The task
Can you turn every line of the data below into a Markdown table with the columns Row and Line, numbering each row and leaving out blank lines?

Material for this task
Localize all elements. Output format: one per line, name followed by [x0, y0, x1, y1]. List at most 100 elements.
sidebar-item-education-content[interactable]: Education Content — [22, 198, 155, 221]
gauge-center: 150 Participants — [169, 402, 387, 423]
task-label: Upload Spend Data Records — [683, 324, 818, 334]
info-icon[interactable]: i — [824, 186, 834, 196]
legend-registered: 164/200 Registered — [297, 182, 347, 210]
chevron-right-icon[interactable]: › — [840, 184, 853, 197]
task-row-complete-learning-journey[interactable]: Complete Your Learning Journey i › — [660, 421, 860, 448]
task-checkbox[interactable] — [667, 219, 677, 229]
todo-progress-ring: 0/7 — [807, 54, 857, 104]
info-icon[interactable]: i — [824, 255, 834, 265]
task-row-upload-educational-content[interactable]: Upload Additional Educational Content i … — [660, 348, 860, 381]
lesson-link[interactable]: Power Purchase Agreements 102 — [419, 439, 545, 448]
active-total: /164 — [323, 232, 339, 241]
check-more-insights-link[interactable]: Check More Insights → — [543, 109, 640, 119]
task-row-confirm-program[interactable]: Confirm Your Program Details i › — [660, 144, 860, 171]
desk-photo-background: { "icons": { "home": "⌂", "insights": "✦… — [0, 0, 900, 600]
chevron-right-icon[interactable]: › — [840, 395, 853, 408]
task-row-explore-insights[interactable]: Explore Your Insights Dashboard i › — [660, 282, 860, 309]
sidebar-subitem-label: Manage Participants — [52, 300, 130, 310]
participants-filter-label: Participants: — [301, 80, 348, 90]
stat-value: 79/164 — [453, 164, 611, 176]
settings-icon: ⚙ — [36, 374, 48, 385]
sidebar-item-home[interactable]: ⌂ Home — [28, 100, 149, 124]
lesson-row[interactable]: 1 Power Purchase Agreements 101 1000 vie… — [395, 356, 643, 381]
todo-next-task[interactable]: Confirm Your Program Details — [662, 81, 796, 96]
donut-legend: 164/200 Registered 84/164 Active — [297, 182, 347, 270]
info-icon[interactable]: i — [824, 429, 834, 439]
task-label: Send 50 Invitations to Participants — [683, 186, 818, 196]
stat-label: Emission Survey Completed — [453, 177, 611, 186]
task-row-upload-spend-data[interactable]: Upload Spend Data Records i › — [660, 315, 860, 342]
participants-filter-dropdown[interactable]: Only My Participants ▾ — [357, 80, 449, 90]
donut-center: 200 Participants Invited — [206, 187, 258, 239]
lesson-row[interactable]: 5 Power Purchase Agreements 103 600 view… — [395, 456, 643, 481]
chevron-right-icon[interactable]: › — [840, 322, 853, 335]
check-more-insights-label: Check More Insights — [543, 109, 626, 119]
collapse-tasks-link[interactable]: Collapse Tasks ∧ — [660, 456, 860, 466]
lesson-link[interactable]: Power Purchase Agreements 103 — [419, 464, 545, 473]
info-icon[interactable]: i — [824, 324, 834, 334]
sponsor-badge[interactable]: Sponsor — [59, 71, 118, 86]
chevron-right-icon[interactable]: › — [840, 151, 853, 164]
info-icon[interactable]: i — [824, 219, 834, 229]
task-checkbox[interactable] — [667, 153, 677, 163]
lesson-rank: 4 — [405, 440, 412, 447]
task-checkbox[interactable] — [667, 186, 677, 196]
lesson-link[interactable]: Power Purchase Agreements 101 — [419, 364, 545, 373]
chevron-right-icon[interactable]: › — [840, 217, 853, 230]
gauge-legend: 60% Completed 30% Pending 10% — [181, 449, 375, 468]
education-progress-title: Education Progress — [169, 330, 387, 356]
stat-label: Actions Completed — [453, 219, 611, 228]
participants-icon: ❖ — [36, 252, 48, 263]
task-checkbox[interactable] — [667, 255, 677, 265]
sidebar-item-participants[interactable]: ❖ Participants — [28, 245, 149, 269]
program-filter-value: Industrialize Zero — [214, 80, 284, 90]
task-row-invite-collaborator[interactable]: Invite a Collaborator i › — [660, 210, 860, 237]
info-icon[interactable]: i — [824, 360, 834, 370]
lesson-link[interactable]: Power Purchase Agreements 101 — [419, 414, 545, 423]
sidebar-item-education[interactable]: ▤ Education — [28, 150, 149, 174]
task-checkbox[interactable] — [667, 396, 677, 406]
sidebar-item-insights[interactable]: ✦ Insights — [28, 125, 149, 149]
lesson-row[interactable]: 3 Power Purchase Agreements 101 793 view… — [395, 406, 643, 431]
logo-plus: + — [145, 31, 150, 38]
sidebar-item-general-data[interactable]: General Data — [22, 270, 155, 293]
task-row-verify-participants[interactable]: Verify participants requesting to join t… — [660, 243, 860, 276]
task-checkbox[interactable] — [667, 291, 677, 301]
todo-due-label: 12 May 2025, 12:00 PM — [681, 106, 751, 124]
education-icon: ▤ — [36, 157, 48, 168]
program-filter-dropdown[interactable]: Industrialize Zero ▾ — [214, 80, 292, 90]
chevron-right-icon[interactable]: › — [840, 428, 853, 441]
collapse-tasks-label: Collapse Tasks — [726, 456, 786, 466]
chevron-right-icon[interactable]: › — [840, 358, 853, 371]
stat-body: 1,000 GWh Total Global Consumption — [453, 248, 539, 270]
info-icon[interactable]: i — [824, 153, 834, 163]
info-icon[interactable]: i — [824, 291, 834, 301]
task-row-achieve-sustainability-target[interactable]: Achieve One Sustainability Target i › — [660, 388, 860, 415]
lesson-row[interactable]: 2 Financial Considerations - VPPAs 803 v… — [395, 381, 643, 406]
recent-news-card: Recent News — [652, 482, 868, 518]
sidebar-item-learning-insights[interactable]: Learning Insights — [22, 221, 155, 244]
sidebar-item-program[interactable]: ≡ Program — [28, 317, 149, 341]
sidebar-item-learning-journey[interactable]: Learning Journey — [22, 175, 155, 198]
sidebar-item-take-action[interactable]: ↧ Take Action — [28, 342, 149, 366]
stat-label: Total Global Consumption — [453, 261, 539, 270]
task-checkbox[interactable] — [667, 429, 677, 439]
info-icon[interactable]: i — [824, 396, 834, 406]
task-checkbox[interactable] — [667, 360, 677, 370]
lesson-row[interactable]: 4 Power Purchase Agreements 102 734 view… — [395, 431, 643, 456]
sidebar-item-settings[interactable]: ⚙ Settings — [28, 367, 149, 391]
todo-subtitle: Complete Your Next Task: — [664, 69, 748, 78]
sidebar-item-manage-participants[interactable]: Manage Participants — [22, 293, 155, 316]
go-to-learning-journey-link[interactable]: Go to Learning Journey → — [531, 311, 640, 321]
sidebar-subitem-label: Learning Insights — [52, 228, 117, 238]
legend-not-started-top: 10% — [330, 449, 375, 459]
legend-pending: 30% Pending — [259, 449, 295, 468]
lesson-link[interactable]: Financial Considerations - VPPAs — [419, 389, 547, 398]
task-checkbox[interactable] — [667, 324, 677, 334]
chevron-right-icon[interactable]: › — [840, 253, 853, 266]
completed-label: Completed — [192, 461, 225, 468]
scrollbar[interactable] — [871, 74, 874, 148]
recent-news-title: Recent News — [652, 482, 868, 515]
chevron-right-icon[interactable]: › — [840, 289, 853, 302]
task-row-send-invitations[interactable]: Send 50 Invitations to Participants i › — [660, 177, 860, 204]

Output for this exercise
| Row | Line |
|---|---|
| 1 | Localize all elements. Output format: one per line, name followed by [x0, y0, x1, y1]. List at most 100 elements. |
| 2 | sidebar-item-education-content[interactable]: Education Content — [22, 198, 155, 221] |
| 3 | gauge-center: 150 Participants — [169, 402, 387, 423] |
| 4 | task-label: Upload Spend Data Records — [683, 324, 818, 334] |
| 5 | info-icon[interactable]: i — [824, 186, 834, 196] |
| 6 | legend-registered: 164/200 Registered — [297, 182, 347, 210] |
| 7 | chevron-right-icon[interactable]: › — [840, 184, 853, 197] |
| 8 | task-row-complete-learning-journey[interactable]: Complete Your Learning Journey i › — [660, 421, 860, 448] |
| 9 | task-checkbox[interactable] — [667, 219, 677, 229] |
| 10 | todo-progress-ring: 0/7 — [807, 54, 857, 104] |
| 11 | info-icon[interactable]: i — [824, 255, 834, 265] |
| 12 | task-row-upload-educational-content[interactable]: Upload Additional Educational Content i … — [660, 348, 860, 381] |
| 13 | lesson-link[interactable]: Power Purchase Agreements 102 — [419, 439, 545, 448] |
| 14 | active-total: /164 — [323, 232, 339, 241] |
| 15 | check-more-insights-link[interactable]: Check More Insights → — [543, 109, 640, 119] |
| 16 | task-row-confirm-program[interactable]: Confirm Your Program Details i › — [660, 144, 860, 171] |
| 17 | desk-photo-background: { "icons": { "home": "⌂", "insights": "✦… — [0, 0, 900, 600] |
| 18 | chevron-right-icon[interactable]: › — [840, 395, 853, 408] |
| 19 | task-row-explore-insights[interactable]: Explore Your Insights Dashboard i › — [660, 282, 860, 309] |
| 20 | sidebar-subitem-label: Manage Participants — [52, 300, 130, 310] |
| 21 | participants-filter-label: Participants: — [301, 80, 348, 90] |
| 22 | stat-value: 79/164 — [453, 164, 611, 176] |
| 23 | settings-icon: ⚙ — [36, 374, 48, 385] |
| 24 | sidebar-item-home[interactable]: ⌂ Home — [28, 100, 149, 124] |
| 25 | lesson-row[interactable]: 1 Power Purchase Agreements 101 1000 vie… — [395, 356, 643, 381] |
| 26 | todo-next-task[interactable]: Confirm Your Program Details — [662, 81, 796, 96] |
| 27 | donut-legend: 164/200 Registered 84/164 Active — [297, 182, 347, 270] |
| 28 | info-icon[interactable]: i — [824, 429, 834, 439] |
| 29 | task-label: Send 50 Invitations to Participants — [683, 186, 818, 196] |
| 30 | stat-label: Emission Survey Completed — [453, 177, 611, 186] |
| 31 | task-row-upload-spend-data[interactable]: Upload Spend Data Records i › — [660, 315, 860, 342] |
| 32 | participants-filter-dropdown[interactable]: Only My Participants ▾ — [357, 80, 449, 90] |
| 33 | donut-center: 200 Participants Invited — [206, 187, 258, 239] |
| 34 | lesson-row[interactable]: 5 Power Purchase Agreements 103 600 view… — [395, 456, 643, 481] |
| 35 | chevron-right-icon[interactable]: › — [840, 322, 853, 335] |
| 36 | check-more-insights-label: Check More Insights — [543, 109, 626, 119] |
| 37 | collapse-tasks-link[interactable]: Collapse Tasks ∧ — [660, 456, 860, 466] |
| 38 | lesson-link[interactable]: Power Purchase Agreements 103 — [419, 464, 545, 473] |
| 39 | info-icon[interactable]: i — [824, 324, 834, 334] |
| 40 | sponsor-badge[interactable]: Sponsor — [59, 71, 118, 86] |
| 41 | chevron-right-icon[interactable]: › — [840, 151, 853, 164] |
| 42 | info-icon[interactable]: i — [824, 219, 834, 229] |
| 43 | task-checkbox[interactable] — [667, 153, 677, 163] |
| 44 | lesson-rank: 4 — [405, 440, 412, 447] |
| 45 | task-checkbox[interactable] — [667, 186, 677, 196] |
| 46 | lesson-link[interactable]: Power Purchase Agreements 101 — [419, 364, 545, 373] |
| 47 | chevron-right-icon[interactable]: › — [840, 217, 853, 230] |
| 48 | gauge-legend: 60% Completed 30% Pending 10% — [181, 449, 375, 468] |
| 49 | education-progress-title: Education Progress — [169, 330, 387, 356] |
| 50 | stat-label: Actions Completed — [453, 219, 611, 228] |
| 51 | participants-icon: ❖ — [36, 252, 48, 263] |
| 52 | task-checkbox[interactable] — [667, 255, 677, 265] |
| 53 | sidebar-item-participants[interactable]: ❖ Participants — [28, 245, 149, 269] |
| 54 | program-filter-value: Industrialize Zero — [214, 80, 284, 90] |
| 55 | task-row-invite-collaborator[interactable]: Invite a Collaborator i › — [660, 210, 860, 237] |
| 56 | info-icon[interactable]: i — [824, 360, 834, 370] |
| 57 | lesson-link[interactable]: Power Purchase Agreements 101 — [419, 414, 545, 423] |
| 58 | sidebar-item-education[interactable]: ▤ Education — [28, 150, 149, 174] |
| 59 | task-checkbox[interactable] — [667, 396, 677, 406] |
| 60 | sidebar-item-insights[interactable]: ✦ Insights — [28, 125, 149, 149] |
| 61 | lesson-row[interactable]: 3 Power Purchase Agreements 101 793 view… — [395, 406, 643, 431] |
| 62 | logo-plus: + — [145, 31, 150, 38] |
| 63 | sidebar-item-general-data[interactable]: General Data — [22, 270, 155, 293] |
| 64 | task-row-verify-participants[interactable]: Verify participants requesting to join t… — [660, 243, 860, 276] |
| 65 | task-checkbox[interactable] — [667, 291, 677, 301] |
| 66 | todo-due-label: 12 May 2025, 12:00 PM — [681, 106, 751, 124] |
| 67 | education-icon: ▤ — [36, 157, 48, 168] |
| 68 | program-filter-dropdown[interactable]: Industrialize Zero ▾ — [214, 80, 292, 90] |
| 69 | chevron-right-icon[interactable]: › — [840, 428, 853, 441] |
| 70 | collapse-tasks-label: Collapse Tasks — [726, 456, 786, 466] |
| 71 | chevron-right-icon[interactable]: › — [840, 358, 853, 371] |
| 72 | stat-body: 1,000 GWh Total Global Consumption — [453, 248, 539, 270] |
| 73 | info-icon[interactable]: i — [824, 153, 834, 163] |
| 74 | info-icon[interactable]: i — [824, 291, 834, 301] |
| 75 | task-row-achieve-sustainability-target[interactable]: Achieve One Sustainability Target i › — [660, 388, 860, 415] |
| 76 | lesson-row[interactable]: 2 Financial Considerations - VPPAs 803 v… — [395, 381, 643, 406] |
| 77 | recent-news-card: Recent News — [652, 482, 868, 518] |
| 78 | sidebar-item-learning-insights[interactable]: Learning Insights — [22, 221, 155, 244] |
| 79 | sidebar-item-program[interactable]: ≡ Program — [28, 317, 149, 341] |
| 80 | sidebar-item-learning-journey[interactable]: Learning Journey — [22, 175, 155, 198] |
| 81 | sidebar-item-take-action[interactable]: ↧ Take Action — [28, 342, 149, 366] |
| 82 | stat-label: Total Global Consumption — [453, 261, 539, 270] |
| 83 | task-checkbox[interactable] — [667, 429, 677, 439] |
| 84 | info-icon[interactable]: i — [824, 396, 834, 406] |
| 85 | task-checkbox[interactable] — [667, 360, 677, 370] |
| 86 | lesson-row[interactable]: 4 Power Purchase Agreements 102 734 view… — [395, 431, 643, 456] |
| 87 | sidebar-item-settings[interactable]: ⚙ Settings — [28, 367, 149, 391] |
| 88 | todo-subtitle: Complete Your Next Task: — [664, 69, 748, 78] |
| 89 | sidebar-item-manage-participants[interactable]: Manage Participants — [22, 293, 155, 316] |
| 90 | go-to-learning-journey-link[interactable]: Go to Learning Journey → — [531, 311, 640, 321] |
| 91 | sidebar-subitem-label: Learning Insights — [52, 228, 117, 238] |
| 92 | legend-not-started-top: 10% — [330, 449, 375, 459] |
| 93 | legend-pending: 30% Pending — [259, 449, 295, 468] |
| 94 | lesson-link[interactable]: Financial Considerations - VPPAs — [419, 389, 547, 398] |
| 95 | task-checkbox[interactable] — [667, 324, 677, 334] |
| 96 | chevron-right-icon[interactable]: › — [840, 253, 853, 266] |
| 97 | completed-label: Completed — [192, 461, 225, 468] |
| 98 | scrollbar[interactable] — [871, 74, 874, 148] |
| 99 | recent-news-title: Recent News — [652, 482, 868, 515] |
| 100 | chevron-right-icon[interactable]: › — [840, 289, 853, 302] |
| 101 | task-row-send-invitations[interactable]: Send 50 Invitations to Participants i › — [660, 177, 860, 204] |